**Your instructions:** Every line containing the word "label" needs to be found and copied.
=== Given records ===
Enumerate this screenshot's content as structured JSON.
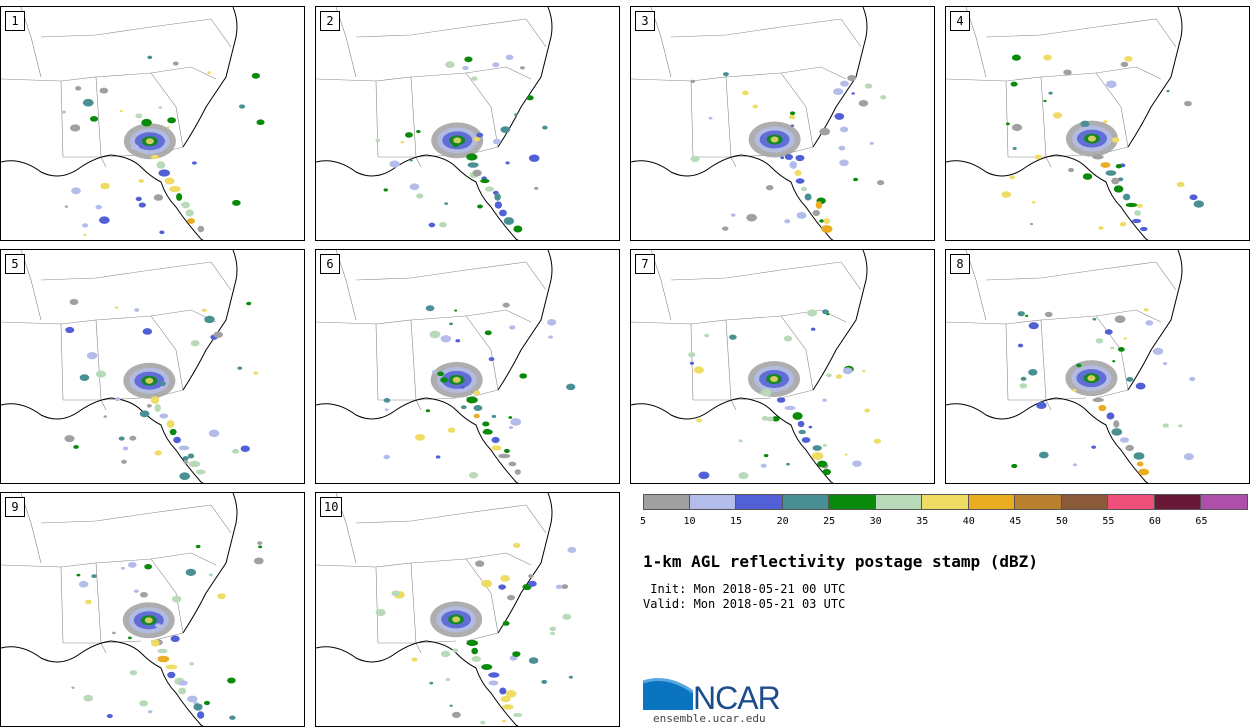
{
  "panels": [
    {
      "label": "1"
    },
    {
      "label": "2"
    },
    {
      "label": "3"
    },
    {
      "label": "4"
    },
    {
      "label": "5"
    },
    {
      "label": "6"
    },
    {
      "label": "7"
    },
    {
      "label": "8"
    },
    {
      "label": "9"
    },
    {
      "label": "10"
    }
  ],
  "colorbar": {
    "colors": [
      "#a0a0a0",
      "#b4bdea",
      "#5260d6",
      "#4a8f94",
      "#0a8a0a",
      "#b8dab8",
      "#eedc64",
      "#eaac20",
      "#b98030",
      "#8a5a3a",
      "#ee507a",
      "#6a1838",
      "#ae50aa"
    ],
    "ticks": [
      "5",
      "10",
      "15",
      "20",
      "25",
      "30",
      "35",
      "40",
      "45",
      "50",
      "55",
      "60",
      "65"
    ]
  },
  "title": "1-km AGL reflectivity postage stamp (dBZ)",
  "init_text": " Init: Mon 2018-05-21 00 UTC",
  "valid_text": "Valid: Mon 2018-05-21 03 UTC",
  "logo": {
    "name": "NCAR",
    "url": "ensemble.ucar.edu"
  }
}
===
**Output of the task:**
      "label": "1"
      "label": "2"
      "label": "3"
      "label": "4"
      "label": "5"
      "label": "6"
      "label": "7"
      "label": "8"
      "label": "9"
      "label": "10"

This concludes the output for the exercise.